*Using the information*.
1. Please list every water quality or hydrodynamic model that the passage on Long Island Sound water quality models names.
2. For the passage on Long Island Sound water quality models, decide whether each statement agrees with it. Answer yes or no, and quote the words that settle it. (a) LIS 2.0 was time-variable. (b) NOAA applied and calibrated ECOM to Long Island Sound. (c) NOAA began work on LIS 1.0 in 1987.
3. Carry on writing the passage on Long Island Sound water quality models, starting right after its final sentence.

*Extract*.
★ ★ ★
The System Wide Eutrophication Model or SWEM is the fourth in a sequence of water quality models developed as tools to assist Long Island Sound’s water quality and natural resource managers in improving water quality in Long Island Sound. Work on the initial model (LIS 1.0) was initiated by HydroQual in 1987 and resulted in the development of a 2-dimensional steady-state water quality model of the Sound. HydroQual then developed LIS 2.0, which was 2-dimensional and time-variable. The LIS 3.0 model incorporated a 3-dimensional time-variable hydrodynamic model (ECOM), which was applied and calibrated to Long Island Sound by NOAA, and HydroQual implemented a 3-dimensional time-variable water quality model. This model was used to develop the nitrogen TMDL for Long Island Sound.
★ ★ ★
*Data excerpts*.

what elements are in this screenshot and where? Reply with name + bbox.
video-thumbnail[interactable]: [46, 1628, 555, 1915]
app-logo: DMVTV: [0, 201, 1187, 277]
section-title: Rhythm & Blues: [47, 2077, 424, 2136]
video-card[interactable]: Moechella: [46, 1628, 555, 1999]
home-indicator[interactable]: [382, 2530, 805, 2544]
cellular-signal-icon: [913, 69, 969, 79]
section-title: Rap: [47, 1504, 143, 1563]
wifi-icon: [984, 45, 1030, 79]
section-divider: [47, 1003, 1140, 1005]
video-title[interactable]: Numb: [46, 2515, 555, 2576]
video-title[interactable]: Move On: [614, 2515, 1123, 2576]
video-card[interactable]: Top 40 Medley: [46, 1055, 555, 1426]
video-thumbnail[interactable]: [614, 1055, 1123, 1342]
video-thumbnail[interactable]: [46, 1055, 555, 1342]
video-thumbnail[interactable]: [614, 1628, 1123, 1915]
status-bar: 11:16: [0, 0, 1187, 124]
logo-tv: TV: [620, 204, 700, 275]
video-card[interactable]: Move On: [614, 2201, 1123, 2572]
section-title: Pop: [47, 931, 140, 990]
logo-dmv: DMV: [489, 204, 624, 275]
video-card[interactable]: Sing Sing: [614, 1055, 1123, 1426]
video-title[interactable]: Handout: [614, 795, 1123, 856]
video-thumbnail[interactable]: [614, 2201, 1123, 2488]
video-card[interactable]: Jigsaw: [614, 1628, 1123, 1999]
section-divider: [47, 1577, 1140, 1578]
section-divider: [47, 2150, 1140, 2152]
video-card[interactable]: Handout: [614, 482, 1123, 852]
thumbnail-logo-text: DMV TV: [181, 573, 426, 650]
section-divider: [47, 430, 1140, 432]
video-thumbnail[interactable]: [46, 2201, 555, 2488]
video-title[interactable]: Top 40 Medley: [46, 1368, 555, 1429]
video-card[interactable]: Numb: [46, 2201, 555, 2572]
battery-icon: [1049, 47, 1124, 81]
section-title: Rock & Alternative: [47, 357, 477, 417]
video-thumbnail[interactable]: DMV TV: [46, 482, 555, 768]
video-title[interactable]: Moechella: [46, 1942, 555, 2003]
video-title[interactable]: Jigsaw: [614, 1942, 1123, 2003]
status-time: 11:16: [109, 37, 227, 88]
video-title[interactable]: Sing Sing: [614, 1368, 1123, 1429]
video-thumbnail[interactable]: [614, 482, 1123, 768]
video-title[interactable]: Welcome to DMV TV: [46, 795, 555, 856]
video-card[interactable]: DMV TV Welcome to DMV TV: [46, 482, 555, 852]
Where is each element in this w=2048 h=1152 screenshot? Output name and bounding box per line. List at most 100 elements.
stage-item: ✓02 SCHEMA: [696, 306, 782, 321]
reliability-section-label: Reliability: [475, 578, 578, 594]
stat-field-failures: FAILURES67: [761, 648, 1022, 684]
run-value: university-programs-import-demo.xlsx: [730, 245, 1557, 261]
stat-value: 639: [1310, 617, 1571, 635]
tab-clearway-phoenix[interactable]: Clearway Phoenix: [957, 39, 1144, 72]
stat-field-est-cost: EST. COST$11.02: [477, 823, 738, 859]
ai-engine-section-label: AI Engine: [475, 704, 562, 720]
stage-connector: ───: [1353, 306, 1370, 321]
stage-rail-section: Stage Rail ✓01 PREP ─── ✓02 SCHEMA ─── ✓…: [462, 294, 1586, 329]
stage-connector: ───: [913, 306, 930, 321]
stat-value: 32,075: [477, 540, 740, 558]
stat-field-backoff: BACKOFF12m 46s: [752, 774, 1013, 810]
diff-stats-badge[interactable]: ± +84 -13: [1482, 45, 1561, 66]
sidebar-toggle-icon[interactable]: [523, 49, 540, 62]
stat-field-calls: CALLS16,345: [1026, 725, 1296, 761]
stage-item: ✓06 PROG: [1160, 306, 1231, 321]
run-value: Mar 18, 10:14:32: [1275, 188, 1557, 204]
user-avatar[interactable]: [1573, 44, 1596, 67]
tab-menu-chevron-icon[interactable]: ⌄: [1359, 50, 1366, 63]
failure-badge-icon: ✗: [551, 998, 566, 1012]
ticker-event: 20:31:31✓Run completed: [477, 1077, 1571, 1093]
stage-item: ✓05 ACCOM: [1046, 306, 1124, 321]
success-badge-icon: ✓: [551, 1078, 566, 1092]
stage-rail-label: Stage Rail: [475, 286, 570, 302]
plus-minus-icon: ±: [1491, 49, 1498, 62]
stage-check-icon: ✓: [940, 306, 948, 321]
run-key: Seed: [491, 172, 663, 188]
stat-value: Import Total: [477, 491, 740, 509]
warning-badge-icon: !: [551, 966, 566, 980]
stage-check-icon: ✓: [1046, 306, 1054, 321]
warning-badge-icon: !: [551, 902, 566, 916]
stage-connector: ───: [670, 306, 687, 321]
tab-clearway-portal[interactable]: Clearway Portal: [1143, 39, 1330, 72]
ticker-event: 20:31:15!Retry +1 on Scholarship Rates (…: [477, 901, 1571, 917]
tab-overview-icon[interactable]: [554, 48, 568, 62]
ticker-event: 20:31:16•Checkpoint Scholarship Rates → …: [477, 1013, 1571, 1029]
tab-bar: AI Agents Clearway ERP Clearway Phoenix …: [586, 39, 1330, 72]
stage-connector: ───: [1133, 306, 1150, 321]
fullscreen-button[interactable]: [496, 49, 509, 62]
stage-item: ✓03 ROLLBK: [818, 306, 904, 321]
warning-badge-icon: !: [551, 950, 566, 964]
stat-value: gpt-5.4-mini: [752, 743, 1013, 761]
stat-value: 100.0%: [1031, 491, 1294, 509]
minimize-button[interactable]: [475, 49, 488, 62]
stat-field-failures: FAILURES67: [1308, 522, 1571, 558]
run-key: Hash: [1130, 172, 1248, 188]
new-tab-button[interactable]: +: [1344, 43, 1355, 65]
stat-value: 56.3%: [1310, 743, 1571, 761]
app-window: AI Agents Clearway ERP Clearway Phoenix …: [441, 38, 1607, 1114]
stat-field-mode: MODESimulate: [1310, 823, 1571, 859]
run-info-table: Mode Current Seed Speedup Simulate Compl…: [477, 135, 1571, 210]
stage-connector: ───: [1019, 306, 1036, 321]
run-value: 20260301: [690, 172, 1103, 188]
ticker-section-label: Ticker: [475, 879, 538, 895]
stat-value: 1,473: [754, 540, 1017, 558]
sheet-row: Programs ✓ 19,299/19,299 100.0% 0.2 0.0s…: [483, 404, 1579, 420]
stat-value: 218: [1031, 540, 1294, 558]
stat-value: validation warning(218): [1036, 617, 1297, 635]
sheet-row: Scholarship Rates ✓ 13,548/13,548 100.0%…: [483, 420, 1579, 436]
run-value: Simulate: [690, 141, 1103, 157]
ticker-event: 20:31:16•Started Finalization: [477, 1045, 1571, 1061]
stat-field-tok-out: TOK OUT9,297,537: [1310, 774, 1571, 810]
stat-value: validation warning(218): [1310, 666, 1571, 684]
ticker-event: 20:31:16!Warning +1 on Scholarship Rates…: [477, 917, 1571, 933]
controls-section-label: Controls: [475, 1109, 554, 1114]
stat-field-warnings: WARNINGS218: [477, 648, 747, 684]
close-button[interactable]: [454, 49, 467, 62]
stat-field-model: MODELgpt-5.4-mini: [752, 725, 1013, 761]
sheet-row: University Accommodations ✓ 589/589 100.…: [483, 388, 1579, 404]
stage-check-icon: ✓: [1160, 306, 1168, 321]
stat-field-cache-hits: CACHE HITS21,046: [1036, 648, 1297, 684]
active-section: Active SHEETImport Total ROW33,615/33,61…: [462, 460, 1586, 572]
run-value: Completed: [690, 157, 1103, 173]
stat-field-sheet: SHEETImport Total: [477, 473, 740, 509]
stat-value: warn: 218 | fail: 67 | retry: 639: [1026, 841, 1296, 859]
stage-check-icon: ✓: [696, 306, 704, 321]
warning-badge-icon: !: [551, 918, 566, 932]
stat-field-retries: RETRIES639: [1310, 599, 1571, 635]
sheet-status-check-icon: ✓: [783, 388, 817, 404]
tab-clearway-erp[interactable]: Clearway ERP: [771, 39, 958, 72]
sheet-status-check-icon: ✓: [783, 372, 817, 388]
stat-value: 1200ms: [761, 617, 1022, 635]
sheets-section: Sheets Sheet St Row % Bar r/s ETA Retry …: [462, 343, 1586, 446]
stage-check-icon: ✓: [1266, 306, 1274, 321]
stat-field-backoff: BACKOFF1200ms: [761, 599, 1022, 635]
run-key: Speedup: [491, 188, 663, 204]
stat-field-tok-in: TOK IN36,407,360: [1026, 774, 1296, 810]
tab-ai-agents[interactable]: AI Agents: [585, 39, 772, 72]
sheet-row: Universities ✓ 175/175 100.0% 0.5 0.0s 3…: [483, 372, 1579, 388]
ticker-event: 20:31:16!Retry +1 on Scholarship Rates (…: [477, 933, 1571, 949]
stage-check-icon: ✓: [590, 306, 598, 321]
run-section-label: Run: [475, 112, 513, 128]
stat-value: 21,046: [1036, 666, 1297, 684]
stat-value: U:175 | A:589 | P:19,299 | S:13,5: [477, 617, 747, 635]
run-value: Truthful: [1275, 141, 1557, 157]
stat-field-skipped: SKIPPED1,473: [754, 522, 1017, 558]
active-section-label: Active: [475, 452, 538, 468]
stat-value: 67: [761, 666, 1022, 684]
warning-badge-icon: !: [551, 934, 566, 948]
★ ★ ★
*Task responses*.
1. SWEM (System Wide Eutrophication Model), LIS 1.0, LIS 2.0, LIS 3.0, ECOM

2.
(a) Yes: "HydroQual then developed LIS 2.0, which was 2-dimensional and time-variable."
(b) Yes: "a 3-dimensional time-variable hydrodynamic model (ECOM), which was applied and calibrated to Long Island Sound by NOAA"
(c) No: "Work on the initial model (LIS 1.0) was initiated by HydroQual in 1987"

3.
The spatial extent of the LIS 3.0 model was increased, with funding provided by the New York City Department of Environmental Protection (NYCDEP), to include the New York/New Jersey Harbor complex and the Mid-Atlantic Bight. There were two reasons for expanding the spatial domain of the LIS 3.0 model. First, it was concluded during peer-review of LIS 3.0 that the western and eastern boundaries of the LIS 3.0 model, which were located at mouth of the East River (where it converges with the Hudson River) on the west and Block Island Sound on the east were being impacted by internal loads and therefore it was difficult to determine how management actions or nutrient waste load reductions by wastewater treatment plants or other management actions might affect nutrient boundary concentrations. Secondly, the NYCDEP wished to understand what the effects of waste load relocation from its East River treatment plants would be on water quality in lower New York Harbor and Raritan Bay, as well as Long Island Sound. Therefore, NYCDEP provided funding to support the expansion of the LIS 3.0 model into a “system wide” modeling tool, as well as funding to collect water quality data to support the calibration of the SWEM model.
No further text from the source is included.